Problem description →
Scan the lines below for the word "data". Copy each line you find it in.

========

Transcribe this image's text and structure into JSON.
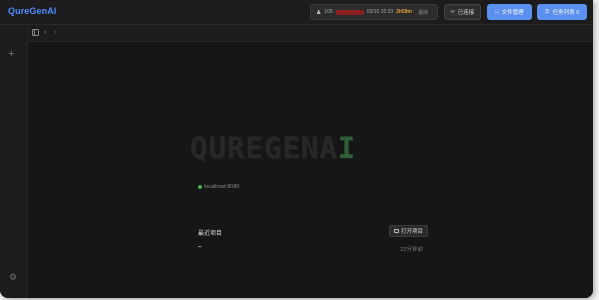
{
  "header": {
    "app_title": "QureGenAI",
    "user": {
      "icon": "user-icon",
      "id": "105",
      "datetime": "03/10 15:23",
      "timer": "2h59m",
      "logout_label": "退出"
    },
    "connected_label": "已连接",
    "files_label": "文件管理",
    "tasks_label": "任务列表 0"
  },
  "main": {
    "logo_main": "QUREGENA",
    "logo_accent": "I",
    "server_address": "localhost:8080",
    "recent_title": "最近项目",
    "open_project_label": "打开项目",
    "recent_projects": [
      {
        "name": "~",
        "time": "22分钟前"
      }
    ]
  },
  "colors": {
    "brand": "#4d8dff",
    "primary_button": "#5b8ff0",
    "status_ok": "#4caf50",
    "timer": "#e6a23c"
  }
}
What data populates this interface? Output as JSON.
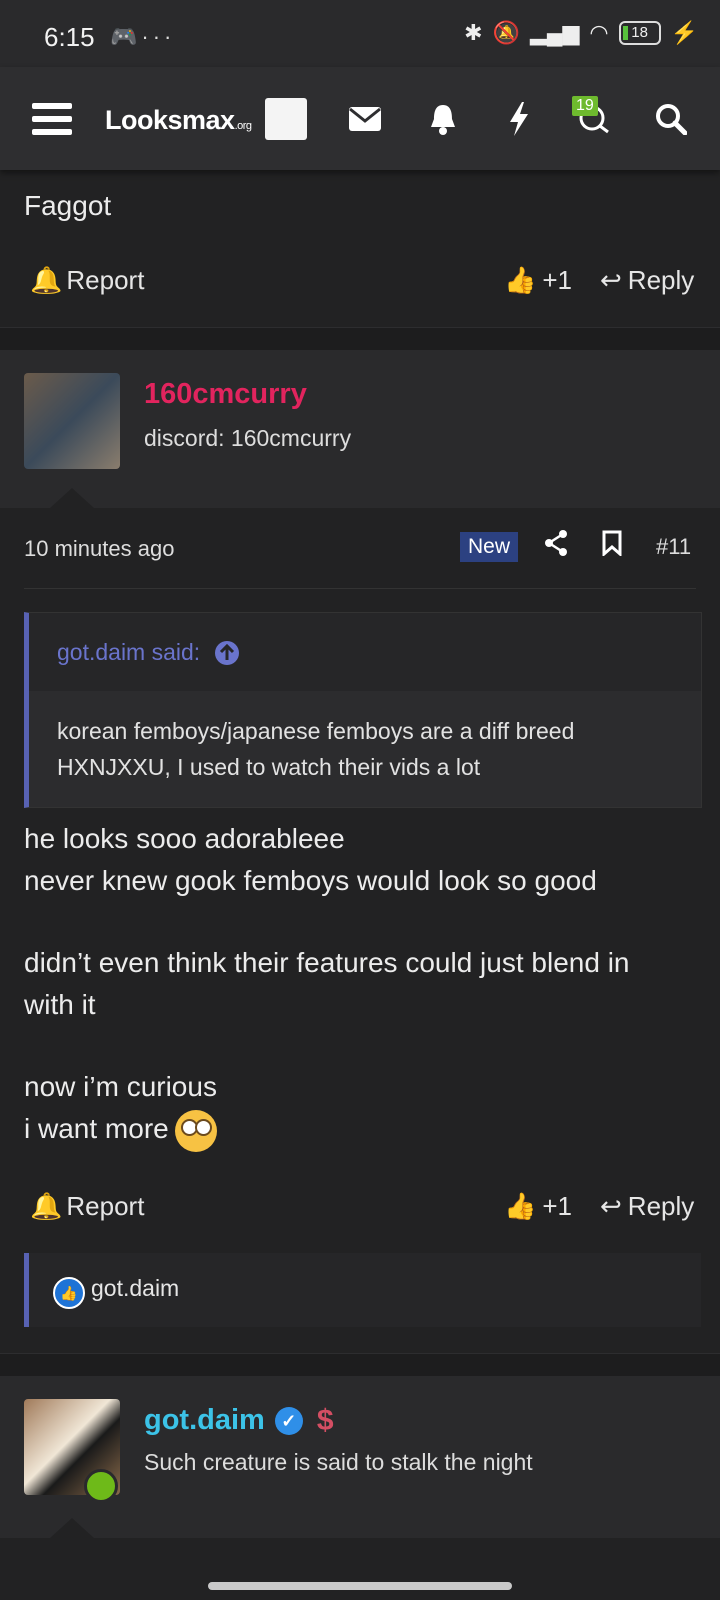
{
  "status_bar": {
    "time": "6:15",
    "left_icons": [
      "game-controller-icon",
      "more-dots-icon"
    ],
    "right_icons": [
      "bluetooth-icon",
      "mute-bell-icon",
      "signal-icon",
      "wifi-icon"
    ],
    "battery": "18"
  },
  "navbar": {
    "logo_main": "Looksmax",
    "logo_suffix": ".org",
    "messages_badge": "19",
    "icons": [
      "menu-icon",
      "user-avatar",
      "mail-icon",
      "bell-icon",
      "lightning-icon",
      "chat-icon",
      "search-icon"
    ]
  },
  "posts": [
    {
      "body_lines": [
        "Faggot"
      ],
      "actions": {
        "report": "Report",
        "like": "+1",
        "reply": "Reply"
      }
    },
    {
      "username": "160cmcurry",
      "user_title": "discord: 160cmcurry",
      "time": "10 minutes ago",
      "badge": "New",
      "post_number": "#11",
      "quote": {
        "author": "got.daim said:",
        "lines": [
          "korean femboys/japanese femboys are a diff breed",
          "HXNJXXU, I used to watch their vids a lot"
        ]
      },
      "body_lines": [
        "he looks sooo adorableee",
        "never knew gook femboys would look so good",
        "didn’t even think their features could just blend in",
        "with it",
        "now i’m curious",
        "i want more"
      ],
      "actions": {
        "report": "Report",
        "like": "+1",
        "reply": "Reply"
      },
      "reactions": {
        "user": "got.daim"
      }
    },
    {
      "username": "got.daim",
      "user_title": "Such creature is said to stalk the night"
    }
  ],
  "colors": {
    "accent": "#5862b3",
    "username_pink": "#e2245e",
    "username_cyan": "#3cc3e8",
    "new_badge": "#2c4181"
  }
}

========

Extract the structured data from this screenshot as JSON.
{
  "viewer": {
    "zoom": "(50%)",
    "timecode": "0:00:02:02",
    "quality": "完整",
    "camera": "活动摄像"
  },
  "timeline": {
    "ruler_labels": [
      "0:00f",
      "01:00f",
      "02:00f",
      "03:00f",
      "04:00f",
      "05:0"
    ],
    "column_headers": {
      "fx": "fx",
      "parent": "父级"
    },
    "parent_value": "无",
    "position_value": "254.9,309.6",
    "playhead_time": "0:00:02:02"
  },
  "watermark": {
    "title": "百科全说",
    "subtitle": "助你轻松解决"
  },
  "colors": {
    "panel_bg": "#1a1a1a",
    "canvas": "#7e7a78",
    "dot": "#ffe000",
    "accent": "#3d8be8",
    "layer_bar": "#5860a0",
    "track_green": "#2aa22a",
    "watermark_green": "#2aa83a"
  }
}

========

Task answer →
What data populates this interface? Output as JSON.
Extract the structured data from this screenshot as JSON.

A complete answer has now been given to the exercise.